[Dataset entries on figures]

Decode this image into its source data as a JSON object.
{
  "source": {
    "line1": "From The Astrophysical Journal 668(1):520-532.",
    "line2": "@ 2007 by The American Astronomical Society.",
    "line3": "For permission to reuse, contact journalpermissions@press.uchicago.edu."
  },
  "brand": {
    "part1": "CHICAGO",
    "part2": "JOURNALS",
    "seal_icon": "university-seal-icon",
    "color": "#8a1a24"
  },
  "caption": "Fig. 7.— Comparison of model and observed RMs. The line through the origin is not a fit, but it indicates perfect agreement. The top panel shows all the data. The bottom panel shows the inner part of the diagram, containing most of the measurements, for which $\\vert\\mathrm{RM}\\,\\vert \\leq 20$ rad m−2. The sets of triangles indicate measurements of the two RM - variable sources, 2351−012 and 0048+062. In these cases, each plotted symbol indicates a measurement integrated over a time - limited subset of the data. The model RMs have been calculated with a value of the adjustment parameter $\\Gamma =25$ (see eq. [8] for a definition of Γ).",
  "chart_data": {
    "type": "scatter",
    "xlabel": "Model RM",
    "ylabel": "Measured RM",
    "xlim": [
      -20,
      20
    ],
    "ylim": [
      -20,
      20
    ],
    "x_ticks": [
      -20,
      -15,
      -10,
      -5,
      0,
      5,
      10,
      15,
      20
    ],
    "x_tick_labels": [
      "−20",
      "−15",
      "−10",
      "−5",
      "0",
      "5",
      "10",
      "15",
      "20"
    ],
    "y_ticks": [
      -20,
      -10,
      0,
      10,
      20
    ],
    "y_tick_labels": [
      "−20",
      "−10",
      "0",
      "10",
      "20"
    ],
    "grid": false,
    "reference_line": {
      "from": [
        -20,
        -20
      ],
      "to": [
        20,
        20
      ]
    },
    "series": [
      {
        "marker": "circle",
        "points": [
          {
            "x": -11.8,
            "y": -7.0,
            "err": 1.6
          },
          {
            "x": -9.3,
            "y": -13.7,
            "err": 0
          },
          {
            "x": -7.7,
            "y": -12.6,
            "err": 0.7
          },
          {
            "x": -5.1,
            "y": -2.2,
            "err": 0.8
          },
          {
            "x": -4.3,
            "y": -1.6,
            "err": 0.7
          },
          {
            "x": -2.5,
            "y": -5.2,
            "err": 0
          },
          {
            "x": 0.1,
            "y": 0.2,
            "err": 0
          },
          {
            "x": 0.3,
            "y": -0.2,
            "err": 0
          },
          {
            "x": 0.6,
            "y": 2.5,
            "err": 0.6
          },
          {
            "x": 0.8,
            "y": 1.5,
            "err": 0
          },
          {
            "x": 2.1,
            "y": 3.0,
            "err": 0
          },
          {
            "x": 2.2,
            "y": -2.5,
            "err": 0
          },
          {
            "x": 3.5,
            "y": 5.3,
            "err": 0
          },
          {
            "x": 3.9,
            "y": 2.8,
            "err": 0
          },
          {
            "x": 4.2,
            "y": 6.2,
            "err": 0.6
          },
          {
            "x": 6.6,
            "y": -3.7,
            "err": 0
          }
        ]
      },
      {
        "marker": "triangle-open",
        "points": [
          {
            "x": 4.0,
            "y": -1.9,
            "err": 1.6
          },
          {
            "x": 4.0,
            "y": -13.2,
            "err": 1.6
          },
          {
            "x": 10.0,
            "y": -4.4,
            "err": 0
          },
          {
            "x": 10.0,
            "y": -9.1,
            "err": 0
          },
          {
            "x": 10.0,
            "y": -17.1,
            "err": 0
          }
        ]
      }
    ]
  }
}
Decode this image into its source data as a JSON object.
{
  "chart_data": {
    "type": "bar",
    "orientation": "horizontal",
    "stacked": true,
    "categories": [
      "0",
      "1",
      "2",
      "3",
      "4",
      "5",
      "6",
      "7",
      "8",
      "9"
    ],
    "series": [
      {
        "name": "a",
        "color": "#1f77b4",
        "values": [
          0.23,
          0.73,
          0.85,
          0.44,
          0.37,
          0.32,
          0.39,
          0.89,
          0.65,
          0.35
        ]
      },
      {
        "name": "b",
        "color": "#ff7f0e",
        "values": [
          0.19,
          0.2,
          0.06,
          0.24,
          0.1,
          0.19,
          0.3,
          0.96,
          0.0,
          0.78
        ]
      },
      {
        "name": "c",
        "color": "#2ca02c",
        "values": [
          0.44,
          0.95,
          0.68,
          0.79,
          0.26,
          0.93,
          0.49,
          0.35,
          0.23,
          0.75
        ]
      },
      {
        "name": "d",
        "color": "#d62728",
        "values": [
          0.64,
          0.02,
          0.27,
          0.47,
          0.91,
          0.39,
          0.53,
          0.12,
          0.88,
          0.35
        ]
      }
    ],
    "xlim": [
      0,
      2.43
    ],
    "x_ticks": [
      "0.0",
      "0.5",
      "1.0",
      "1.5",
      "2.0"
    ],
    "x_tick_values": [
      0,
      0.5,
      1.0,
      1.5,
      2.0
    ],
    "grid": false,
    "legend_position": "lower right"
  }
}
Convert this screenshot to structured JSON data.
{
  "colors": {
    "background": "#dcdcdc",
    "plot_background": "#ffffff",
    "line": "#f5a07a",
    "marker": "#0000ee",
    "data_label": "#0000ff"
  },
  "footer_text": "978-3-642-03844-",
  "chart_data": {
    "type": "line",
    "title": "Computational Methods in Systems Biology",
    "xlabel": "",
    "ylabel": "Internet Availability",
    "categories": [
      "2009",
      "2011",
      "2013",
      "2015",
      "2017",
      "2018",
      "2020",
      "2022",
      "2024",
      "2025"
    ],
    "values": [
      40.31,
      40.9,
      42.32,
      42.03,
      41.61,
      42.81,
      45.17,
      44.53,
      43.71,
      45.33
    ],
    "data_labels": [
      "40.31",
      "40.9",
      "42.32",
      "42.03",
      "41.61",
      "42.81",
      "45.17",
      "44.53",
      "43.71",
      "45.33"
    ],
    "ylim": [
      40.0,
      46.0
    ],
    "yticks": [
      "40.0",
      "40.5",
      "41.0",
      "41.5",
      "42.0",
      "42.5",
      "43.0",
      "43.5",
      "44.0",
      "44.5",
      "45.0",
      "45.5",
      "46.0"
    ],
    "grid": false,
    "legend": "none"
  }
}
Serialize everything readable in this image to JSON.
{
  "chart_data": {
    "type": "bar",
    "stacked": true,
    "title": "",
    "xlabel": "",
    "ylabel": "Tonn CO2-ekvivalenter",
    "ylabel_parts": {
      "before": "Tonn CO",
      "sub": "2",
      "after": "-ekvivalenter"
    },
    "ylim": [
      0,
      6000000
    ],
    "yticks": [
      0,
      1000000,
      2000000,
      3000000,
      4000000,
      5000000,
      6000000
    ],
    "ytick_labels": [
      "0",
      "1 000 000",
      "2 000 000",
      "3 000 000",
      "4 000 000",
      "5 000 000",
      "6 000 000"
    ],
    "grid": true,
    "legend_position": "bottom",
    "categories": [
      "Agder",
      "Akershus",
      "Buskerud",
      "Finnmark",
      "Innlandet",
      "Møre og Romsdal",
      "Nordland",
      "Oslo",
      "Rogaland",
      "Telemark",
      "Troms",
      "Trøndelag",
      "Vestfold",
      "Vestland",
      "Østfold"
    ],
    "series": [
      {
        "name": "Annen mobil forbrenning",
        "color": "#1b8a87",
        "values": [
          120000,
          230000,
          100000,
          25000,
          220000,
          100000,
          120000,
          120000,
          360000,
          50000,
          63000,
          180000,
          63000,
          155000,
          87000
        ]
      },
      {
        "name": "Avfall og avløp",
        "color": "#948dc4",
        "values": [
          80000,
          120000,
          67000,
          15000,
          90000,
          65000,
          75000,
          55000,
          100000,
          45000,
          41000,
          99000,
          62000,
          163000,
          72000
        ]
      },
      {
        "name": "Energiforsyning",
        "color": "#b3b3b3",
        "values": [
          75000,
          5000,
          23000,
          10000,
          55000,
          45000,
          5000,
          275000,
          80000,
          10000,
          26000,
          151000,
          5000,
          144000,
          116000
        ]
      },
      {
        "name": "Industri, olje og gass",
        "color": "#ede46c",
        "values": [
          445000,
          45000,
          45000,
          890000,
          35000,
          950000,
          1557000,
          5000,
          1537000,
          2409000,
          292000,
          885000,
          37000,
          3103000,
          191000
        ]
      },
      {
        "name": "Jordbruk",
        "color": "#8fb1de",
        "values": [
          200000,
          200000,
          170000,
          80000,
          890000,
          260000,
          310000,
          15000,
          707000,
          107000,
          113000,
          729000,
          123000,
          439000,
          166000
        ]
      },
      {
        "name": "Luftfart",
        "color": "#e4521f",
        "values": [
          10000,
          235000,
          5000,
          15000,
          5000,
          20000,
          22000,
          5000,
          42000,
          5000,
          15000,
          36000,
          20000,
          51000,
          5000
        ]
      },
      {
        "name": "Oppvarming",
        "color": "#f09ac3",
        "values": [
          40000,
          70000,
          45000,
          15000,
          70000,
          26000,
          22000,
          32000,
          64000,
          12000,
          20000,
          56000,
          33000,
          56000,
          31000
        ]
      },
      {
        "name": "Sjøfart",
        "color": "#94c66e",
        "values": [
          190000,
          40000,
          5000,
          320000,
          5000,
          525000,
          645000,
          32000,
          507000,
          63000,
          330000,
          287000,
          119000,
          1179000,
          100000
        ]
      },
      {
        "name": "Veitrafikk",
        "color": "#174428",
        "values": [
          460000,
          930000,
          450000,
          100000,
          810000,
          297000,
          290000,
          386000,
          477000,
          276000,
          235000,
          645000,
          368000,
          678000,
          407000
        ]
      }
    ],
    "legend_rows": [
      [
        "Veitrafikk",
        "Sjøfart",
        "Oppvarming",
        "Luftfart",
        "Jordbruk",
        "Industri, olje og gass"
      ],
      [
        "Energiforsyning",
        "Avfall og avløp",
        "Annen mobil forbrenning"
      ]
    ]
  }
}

_WHAT TO DO_
Extract every line above containing the word "bottom".

_RESPONSE TO THE TASK_
  "caption": "Fig. 7.— Comparison of model and observed RMs. The line through the origin is not a fit, but it indicates perfect agreement. The top panel shows all the data. The bottom panel shows the inner part of the diagram, containing most of the measurements, for which $\\vert\\mathrm{RM}\\,\\vert \\leq 20$ rad m−2. The sets of triangles indicate measurements of the two RM - variable sources, 2351−012 and 0048+062. In these cases, each plotted symbol indicates a measurement integrated over a time - limited subset of the data. The model RMs have been calculated with a value of the adjustment parameter $\\Gamma =25$ (see eq. [8] for a definition of Γ).",
    "legend_position": "bottom",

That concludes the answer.